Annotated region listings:
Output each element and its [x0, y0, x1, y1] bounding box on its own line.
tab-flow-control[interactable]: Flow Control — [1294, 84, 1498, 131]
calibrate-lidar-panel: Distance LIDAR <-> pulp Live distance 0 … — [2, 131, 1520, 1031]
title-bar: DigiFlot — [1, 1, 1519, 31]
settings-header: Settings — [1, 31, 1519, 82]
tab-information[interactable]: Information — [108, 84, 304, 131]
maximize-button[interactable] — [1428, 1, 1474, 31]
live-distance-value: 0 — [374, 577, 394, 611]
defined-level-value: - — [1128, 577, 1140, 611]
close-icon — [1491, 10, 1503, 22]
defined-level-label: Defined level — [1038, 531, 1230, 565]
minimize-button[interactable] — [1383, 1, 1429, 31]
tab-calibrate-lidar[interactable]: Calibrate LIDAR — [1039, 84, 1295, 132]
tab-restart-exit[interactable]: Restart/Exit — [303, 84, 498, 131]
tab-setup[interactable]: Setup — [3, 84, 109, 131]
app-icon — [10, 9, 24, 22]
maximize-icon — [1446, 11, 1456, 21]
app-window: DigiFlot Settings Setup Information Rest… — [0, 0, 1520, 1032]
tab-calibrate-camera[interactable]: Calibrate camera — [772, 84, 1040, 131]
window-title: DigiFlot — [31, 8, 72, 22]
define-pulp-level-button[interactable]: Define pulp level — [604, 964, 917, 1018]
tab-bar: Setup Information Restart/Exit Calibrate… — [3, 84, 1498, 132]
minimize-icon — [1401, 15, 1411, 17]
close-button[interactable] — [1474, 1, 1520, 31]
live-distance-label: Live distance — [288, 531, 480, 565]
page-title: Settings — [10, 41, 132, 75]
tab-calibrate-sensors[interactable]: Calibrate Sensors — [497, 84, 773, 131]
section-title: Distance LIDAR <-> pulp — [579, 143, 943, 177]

» Written instruction:
Rename "DigiFlot" as "FlotMonitor" wherever it appears in the records, and reproduce every line with no other changes.

» Task answer:
Output each element and its [x0, y0, x1, y1] bounding box on its own line.
tab-flow-control[interactable]: Flow Control — [1294, 84, 1498, 131]
calibrate-lidar-panel: Distance LIDAR <-> pulp Live distance 0 … — [2, 131, 1520, 1031]
title-bar: FlotMonitor — [1, 1, 1519, 31]
settings-header: Settings — [1, 31, 1519, 82]
tab-information[interactable]: Information — [108, 84, 304, 131]
maximize-button[interactable] — [1428, 1, 1474, 31]
live-distance-value: 0 — [374, 577, 394, 611]
defined-level-value: - — [1128, 577, 1140, 611]
close-icon — [1491, 10, 1503, 22]
defined-level-label: Defined level — [1038, 531, 1230, 565]
minimize-button[interactable] — [1383, 1, 1429, 31]
tab-calibrate-lidar[interactable]: Calibrate LIDAR — [1039, 84, 1295, 132]
tab-restart-exit[interactable]: Restart/Exit — [303, 84, 498, 131]
tab-setup[interactable]: Setup — [3, 84, 109, 131]
app-icon — [10, 9, 24, 22]
maximize-icon — [1446, 11, 1456, 21]
app-window: FlotMonitor Settings Setup Information Rest… — [0, 0, 1520, 1032]
tab-calibrate-camera[interactable]: Calibrate camera — [772, 84, 1040, 131]
window-title: FlotMonitor — [31, 8, 72, 22]
define-pulp-level-button[interactable]: Define pulp level — [604, 964, 917, 1018]
tab-bar: Setup Information Restart/Exit Calibrate… — [3, 84, 1498, 132]
minimize-icon — [1401, 15, 1411, 17]
close-button[interactable] — [1474, 1, 1520, 31]
live-distance-label: Live distance — [288, 531, 480, 565]
page-title: Settings — [10, 41, 132, 75]
tab-calibrate-sensors[interactable]: Calibrate Sensors — [497, 84, 773, 131]
section-title: Distance LIDAR <-> pulp — [579, 143, 943, 177]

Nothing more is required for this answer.